(Stored records)
>> START

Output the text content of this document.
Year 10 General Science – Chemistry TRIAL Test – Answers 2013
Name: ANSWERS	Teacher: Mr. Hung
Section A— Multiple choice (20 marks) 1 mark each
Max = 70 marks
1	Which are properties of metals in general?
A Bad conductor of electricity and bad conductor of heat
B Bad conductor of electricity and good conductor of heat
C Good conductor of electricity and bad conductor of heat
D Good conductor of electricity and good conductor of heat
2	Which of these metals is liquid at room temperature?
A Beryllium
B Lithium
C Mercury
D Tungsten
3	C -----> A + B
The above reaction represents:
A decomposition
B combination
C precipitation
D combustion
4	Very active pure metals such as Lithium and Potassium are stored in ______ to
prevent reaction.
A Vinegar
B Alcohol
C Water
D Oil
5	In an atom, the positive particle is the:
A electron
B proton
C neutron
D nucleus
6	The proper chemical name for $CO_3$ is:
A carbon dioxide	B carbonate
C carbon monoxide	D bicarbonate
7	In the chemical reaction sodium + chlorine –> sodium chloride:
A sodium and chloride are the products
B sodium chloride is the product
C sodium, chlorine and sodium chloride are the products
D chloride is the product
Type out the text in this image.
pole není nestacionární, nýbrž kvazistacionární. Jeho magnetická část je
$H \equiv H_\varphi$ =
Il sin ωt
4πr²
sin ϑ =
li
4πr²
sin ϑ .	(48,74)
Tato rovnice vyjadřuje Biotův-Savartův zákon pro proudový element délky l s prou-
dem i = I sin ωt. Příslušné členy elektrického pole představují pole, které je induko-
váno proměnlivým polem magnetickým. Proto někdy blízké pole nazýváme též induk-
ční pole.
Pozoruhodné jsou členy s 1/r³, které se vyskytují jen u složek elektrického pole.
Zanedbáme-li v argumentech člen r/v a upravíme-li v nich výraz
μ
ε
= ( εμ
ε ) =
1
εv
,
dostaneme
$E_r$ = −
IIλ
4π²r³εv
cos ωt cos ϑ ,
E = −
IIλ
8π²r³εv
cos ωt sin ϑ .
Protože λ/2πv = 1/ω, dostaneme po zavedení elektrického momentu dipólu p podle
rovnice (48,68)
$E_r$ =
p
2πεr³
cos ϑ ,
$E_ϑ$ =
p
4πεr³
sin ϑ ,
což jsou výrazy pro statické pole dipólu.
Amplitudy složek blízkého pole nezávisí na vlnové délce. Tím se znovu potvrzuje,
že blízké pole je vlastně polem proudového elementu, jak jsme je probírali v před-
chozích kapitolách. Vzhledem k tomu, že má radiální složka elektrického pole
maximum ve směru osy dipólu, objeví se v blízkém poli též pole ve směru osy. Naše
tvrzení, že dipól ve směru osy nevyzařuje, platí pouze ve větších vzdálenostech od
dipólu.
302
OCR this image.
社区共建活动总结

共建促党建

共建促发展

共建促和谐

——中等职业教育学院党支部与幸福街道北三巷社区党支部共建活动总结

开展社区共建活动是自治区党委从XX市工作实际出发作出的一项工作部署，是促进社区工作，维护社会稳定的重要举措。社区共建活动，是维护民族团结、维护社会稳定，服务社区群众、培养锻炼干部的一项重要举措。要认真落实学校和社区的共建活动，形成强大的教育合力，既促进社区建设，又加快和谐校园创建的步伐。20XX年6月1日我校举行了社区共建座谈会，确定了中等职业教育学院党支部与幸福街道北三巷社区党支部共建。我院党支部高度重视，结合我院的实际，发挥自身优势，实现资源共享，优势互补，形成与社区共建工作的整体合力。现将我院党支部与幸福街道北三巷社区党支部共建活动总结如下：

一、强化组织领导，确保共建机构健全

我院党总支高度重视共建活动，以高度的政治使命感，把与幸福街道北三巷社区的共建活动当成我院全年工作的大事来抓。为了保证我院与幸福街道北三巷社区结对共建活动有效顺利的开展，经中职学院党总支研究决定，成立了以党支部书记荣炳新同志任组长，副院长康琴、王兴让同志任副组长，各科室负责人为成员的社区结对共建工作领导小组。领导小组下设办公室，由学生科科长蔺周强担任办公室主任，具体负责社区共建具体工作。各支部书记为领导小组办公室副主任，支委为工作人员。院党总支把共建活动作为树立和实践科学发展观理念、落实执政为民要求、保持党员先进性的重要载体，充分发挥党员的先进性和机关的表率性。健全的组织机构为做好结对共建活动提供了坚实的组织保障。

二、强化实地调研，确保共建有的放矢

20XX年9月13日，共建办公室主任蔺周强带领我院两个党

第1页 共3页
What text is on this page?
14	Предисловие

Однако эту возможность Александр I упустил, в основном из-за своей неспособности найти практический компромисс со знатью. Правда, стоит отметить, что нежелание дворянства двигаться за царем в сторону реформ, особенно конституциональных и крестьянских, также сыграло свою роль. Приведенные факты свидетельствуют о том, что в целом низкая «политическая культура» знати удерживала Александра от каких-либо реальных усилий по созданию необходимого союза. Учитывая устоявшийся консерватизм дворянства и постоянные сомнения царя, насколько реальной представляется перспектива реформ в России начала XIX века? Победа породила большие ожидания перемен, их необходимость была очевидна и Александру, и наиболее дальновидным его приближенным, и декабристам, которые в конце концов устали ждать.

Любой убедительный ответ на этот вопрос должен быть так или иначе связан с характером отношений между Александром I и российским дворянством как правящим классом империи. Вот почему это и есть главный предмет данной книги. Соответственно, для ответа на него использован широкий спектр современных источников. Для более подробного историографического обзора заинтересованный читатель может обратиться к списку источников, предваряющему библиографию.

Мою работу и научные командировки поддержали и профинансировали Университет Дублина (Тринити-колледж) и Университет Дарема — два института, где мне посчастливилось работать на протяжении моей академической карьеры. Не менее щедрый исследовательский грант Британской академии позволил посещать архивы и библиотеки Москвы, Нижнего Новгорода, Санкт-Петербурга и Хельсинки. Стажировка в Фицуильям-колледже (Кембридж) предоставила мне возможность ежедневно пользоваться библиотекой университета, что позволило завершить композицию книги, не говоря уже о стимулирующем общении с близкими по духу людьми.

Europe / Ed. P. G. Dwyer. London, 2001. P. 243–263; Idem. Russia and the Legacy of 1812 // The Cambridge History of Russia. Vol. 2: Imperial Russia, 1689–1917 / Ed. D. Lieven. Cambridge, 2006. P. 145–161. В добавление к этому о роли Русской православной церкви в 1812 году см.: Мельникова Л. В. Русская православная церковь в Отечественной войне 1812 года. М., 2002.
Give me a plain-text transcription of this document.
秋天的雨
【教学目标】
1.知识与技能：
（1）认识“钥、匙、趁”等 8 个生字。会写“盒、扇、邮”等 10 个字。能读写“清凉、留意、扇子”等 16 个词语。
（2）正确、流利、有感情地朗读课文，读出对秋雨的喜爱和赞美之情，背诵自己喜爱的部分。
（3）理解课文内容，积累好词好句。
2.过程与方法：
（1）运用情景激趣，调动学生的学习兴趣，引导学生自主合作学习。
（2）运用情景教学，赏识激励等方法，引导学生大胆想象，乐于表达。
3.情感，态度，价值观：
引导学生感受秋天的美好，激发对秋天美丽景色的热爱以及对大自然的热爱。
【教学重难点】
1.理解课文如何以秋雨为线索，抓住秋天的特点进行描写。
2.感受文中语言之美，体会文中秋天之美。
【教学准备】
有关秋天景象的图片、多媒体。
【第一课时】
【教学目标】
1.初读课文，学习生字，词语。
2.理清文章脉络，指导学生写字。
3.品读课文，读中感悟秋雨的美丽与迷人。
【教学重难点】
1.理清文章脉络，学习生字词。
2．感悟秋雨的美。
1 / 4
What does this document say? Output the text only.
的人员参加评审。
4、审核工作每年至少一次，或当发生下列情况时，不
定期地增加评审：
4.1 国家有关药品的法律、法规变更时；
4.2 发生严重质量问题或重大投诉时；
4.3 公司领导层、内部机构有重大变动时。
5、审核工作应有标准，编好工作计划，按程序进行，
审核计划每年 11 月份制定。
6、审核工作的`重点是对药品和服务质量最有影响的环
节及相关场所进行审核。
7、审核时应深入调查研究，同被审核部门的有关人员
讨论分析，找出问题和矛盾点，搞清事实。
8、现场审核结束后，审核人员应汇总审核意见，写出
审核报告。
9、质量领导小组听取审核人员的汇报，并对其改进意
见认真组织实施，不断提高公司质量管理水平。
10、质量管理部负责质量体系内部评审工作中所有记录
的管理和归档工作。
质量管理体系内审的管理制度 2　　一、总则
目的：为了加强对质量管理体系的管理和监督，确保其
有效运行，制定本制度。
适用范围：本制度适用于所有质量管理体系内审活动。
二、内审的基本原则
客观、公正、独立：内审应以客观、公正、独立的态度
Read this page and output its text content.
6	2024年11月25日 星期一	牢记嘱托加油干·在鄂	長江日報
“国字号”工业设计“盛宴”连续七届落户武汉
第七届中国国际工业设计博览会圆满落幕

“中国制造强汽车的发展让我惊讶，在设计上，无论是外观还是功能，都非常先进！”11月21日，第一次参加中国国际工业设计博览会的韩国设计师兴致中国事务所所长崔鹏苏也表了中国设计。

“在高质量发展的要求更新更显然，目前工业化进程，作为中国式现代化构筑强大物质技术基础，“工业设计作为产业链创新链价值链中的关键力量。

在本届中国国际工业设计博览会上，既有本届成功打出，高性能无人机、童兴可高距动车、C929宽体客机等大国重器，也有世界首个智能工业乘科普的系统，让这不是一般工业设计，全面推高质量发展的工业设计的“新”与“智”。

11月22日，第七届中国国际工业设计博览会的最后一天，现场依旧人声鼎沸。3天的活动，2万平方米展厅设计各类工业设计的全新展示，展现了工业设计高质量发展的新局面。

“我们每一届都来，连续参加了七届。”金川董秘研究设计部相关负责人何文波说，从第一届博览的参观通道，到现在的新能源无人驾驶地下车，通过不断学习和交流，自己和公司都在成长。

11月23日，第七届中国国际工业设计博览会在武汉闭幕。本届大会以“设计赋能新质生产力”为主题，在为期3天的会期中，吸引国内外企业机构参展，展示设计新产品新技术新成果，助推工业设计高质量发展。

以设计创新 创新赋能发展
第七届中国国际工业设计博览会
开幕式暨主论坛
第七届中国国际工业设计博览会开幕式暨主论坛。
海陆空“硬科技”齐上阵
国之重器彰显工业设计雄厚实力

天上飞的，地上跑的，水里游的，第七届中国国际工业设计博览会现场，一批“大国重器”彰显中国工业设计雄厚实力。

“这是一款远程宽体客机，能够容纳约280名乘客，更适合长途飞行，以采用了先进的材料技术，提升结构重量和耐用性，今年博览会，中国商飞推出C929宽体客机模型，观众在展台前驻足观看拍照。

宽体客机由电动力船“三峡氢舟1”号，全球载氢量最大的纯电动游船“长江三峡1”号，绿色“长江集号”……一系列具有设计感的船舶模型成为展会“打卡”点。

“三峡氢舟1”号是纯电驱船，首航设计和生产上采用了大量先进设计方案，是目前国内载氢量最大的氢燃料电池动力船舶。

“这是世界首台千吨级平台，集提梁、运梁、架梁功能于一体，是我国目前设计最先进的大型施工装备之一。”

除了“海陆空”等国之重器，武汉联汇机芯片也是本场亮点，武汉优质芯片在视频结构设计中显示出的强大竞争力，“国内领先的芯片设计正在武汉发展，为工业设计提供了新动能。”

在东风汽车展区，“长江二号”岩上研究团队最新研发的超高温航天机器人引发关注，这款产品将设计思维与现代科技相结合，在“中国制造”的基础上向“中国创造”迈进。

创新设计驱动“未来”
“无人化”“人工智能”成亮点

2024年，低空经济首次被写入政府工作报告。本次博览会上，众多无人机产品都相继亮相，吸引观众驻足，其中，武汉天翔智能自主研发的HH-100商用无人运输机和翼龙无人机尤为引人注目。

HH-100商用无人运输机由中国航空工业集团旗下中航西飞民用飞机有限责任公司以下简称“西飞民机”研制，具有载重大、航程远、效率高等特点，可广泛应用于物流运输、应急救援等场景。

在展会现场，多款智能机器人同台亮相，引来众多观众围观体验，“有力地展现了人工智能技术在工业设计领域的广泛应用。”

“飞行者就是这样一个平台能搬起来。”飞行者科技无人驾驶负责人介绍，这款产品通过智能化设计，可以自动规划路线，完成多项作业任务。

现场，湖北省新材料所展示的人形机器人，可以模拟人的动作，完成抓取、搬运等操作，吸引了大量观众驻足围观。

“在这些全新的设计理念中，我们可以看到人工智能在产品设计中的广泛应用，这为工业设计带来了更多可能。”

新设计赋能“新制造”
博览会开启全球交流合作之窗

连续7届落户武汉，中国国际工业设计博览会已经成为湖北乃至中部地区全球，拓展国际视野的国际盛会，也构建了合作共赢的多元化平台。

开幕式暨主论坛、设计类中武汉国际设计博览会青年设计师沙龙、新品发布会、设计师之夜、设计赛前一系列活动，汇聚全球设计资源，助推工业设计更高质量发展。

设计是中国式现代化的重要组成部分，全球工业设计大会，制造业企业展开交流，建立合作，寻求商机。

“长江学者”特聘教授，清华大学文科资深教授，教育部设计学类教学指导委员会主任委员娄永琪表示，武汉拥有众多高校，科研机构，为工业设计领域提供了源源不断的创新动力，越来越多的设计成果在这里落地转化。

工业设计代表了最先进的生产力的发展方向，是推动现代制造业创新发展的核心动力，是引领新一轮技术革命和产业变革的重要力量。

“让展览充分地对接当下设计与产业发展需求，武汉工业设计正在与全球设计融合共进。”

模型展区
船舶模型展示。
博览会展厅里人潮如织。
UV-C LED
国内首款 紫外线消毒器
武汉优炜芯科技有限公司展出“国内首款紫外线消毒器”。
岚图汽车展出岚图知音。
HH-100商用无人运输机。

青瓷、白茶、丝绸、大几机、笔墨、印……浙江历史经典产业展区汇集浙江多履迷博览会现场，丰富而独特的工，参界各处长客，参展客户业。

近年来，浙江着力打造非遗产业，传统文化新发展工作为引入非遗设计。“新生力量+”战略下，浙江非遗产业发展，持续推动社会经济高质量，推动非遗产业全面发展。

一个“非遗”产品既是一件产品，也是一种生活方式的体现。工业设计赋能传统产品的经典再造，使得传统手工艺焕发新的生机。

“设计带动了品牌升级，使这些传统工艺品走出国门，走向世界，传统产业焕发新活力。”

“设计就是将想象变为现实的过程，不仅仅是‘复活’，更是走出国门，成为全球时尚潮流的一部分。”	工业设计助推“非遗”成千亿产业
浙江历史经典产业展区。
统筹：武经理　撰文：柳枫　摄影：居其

>> END

▶ **PROMPT**
All lines above with "směru" in them should be returned.

▶ **FULL ANSWER**
maximum ve směru osy dipólu, objeví se v blízkém poli též pole ve směru osy. Naše
tvrzení, že dipól ve směru osy nevyzařuje, platí pouze ve větších vzdálenostech od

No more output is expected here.